Written instruction
Repeat every line exactly, keeping the pictures out of the copy.

(Dataset records)

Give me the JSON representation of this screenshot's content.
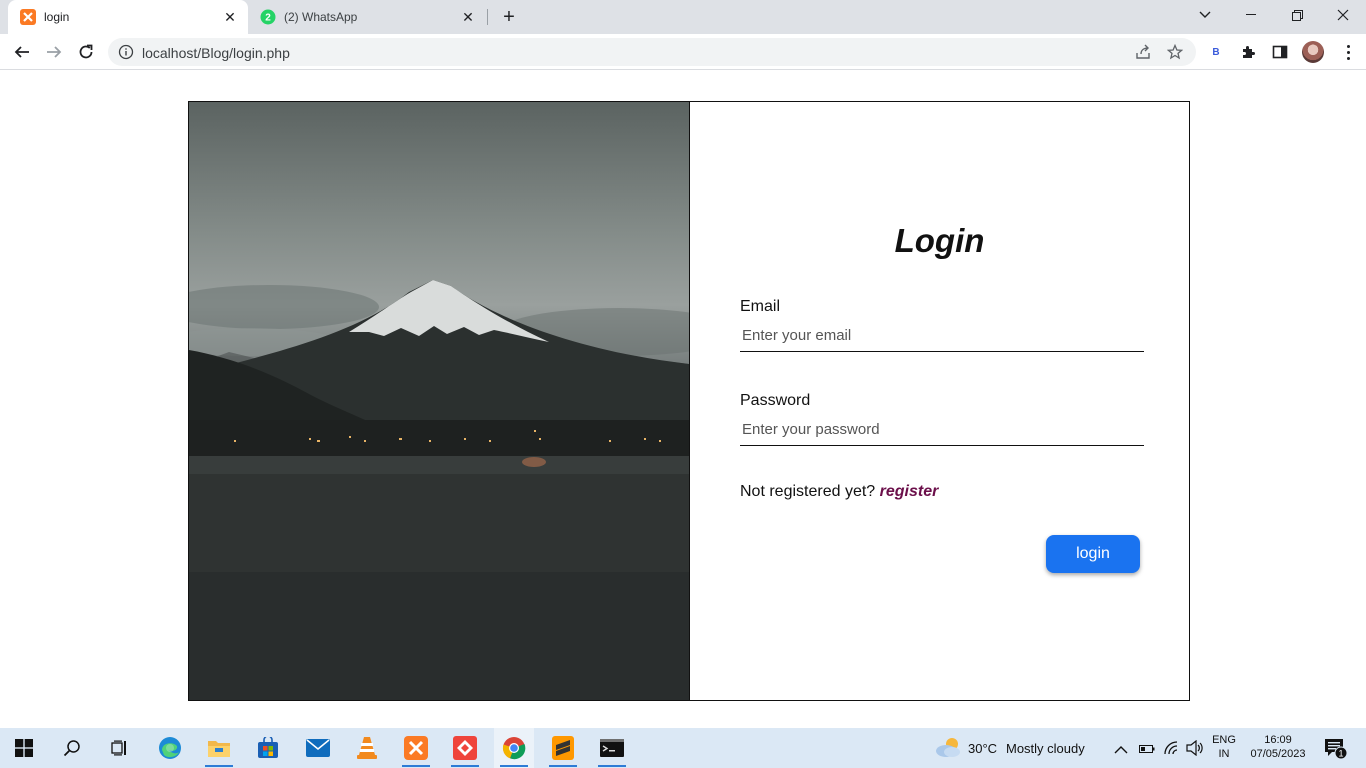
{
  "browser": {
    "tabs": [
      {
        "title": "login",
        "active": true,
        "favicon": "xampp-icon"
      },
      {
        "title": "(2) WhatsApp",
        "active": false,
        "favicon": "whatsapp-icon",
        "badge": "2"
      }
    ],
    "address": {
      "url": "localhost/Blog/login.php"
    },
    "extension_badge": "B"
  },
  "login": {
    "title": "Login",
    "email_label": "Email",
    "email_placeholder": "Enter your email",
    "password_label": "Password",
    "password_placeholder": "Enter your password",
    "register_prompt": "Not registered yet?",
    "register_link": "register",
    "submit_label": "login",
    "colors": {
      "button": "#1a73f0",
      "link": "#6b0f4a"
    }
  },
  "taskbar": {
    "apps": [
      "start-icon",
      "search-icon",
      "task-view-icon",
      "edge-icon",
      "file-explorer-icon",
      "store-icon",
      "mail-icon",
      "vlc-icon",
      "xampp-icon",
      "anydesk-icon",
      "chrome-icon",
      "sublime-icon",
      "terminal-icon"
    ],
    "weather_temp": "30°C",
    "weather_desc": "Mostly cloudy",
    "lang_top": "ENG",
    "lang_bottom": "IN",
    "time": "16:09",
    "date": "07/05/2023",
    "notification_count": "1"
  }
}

Exercise answer
Give me the JSON representation of this screenshot's content.
{
  "browser": {
    "tabs": [
      {
        "title": "login",
        "active": true,
        "favicon": "xampp-icon"
      },
      {
        "title": "(2) WhatsApp",
        "active": false,
        "favicon": "whatsapp-icon",
        "badge": "2"
      }
    ],
    "address": {
      "url": "localhost/Blog/login.php"
    },
    "extension_badge": "B"
  },
  "login": {
    "title": "Login",
    "email_label": "Email",
    "email_placeholder": "Enter your email",
    "password_label": "Password",
    "password_placeholder": "Enter your password",
    "register_prompt": "Not registered yet?",
    "register_link": "register",
    "submit_label": "login",
    "colors": {
      "button": "#1a73f0",
      "link": "#6b0f4a"
    }
  },
  "taskbar": {
    "apps": [
      "start-icon",
      "search-icon",
      "task-view-icon",
      "edge-icon",
      "file-explorer-icon",
      "store-icon",
      "mail-icon",
      "vlc-icon",
      "xampp-icon",
      "anydesk-icon",
      "chrome-icon",
      "sublime-icon",
      "terminal-icon"
    ],
    "weather_temp": "30°C",
    "weather_desc": "Mostly cloudy",
    "lang_top": "ENG",
    "lang_bottom": "IN",
    "time": "16:09",
    "date": "07/05/2023",
    "notification_count": "1"
  }
}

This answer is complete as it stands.